- [Records to process]
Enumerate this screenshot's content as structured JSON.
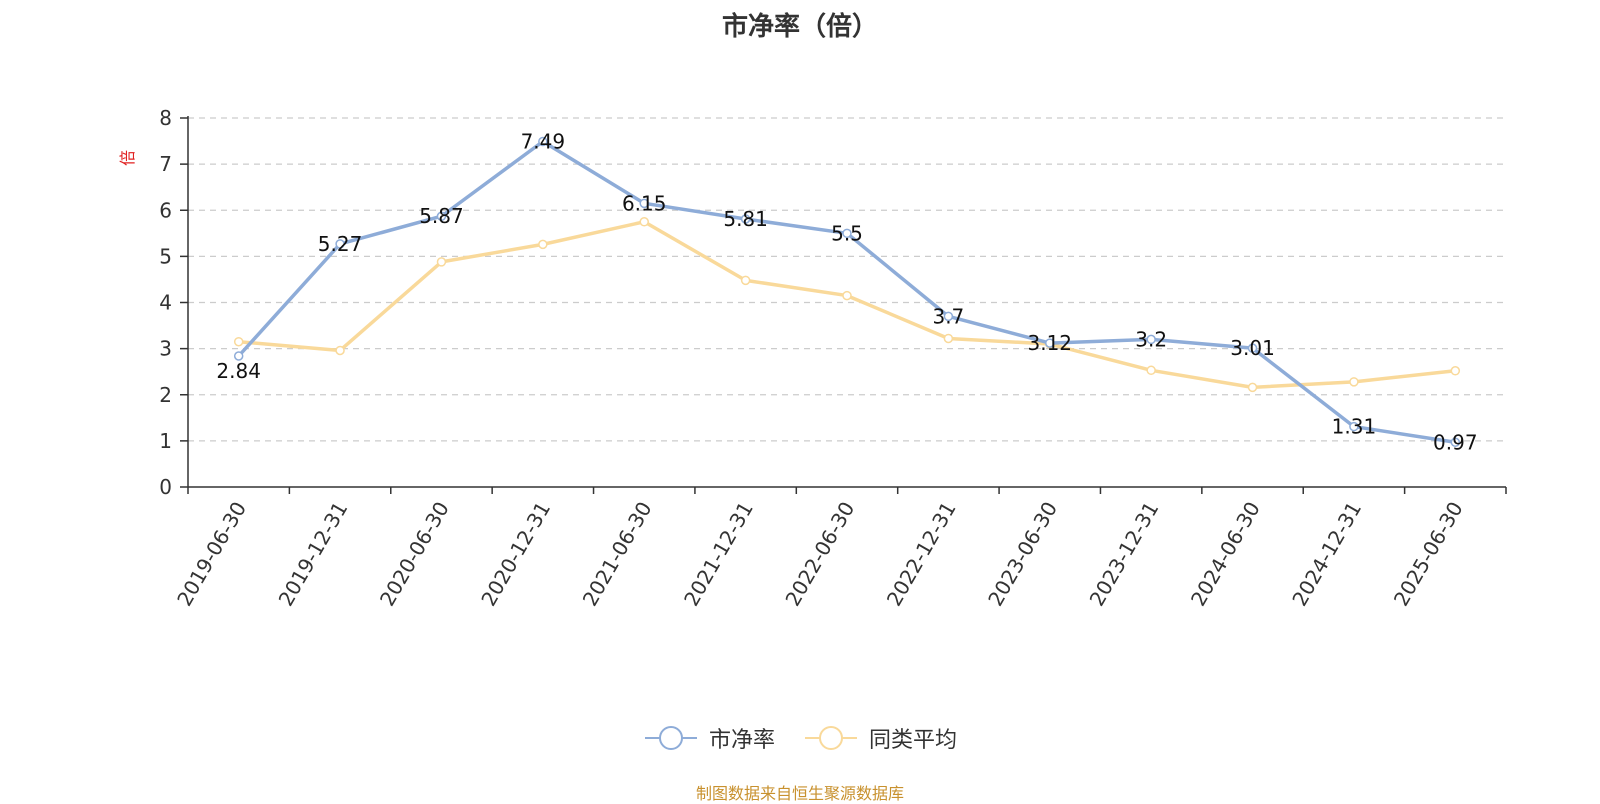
{
  "chart_data": {
    "type": "line",
    "title": "市净率（倍）",
    "y_unit": "倍",
    "ylim": [
      0,
      8
    ],
    "y_ticks": [
      0,
      1,
      2,
      3,
      4,
      5,
      6,
      7,
      8
    ],
    "grid": "horizontal dashed",
    "legend_position": "bottom-center",
    "categories": [
      "2019-06-30",
      "2019-12-31",
      "2020-06-30",
      "2020-12-31",
      "2021-06-30",
      "2021-12-31",
      "2022-06-30",
      "2022-12-31",
      "2023-06-30",
      "2023-12-31",
      "2024-06-30",
      "2024-12-31",
      "2025-06-30"
    ],
    "series": [
      {
        "name": "市净率",
        "color": "#8eacd8",
        "values": [
          2.84,
          5.27,
          5.87,
          7.49,
          6.15,
          5.81,
          5.5,
          3.7,
          3.12,
          3.2,
          3.01,
          1.31,
          0.97
        ],
        "labels": [
          "2.84",
          "5.27",
          "5.87",
          "7.49",
          "6.15",
          "5.81",
          "5.5",
          "3.7",
          "3.12",
          "3.2",
          "3.01",
          "1.31",
          "0.97"
        ]
      },
      {
        "name": "同类平均",
        "color": "#f9d99a",
        "values": [
          3.15,
          2.96,
          4.88,
          5.26,
          5.75,
          4.48,
          4.15,
          3.22,
          3.1,
          2.53,
          2.16,
          2.28,
          2.52
        ]
      }
    ]
  },
  "source_text": "制图数据来自恒生聚源数据库",
  "colors": {
    "title": "#333333",
    "axis": "#333333",
    "grid": "#cccccc",
    "unit": "#e02020",
    "source": "#c8912e"
  }
}
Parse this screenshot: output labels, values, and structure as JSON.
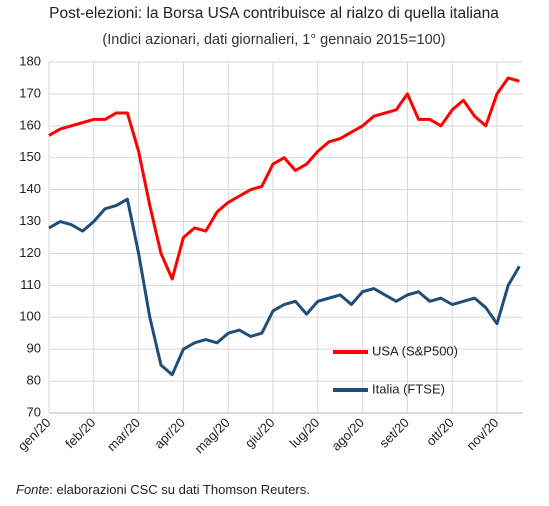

- [Short task] Take every line from the data that contains the word "labels".

- [Exercise answer]
        "labels": [
Parse this screenshot: output labels, values, and structure as JSON.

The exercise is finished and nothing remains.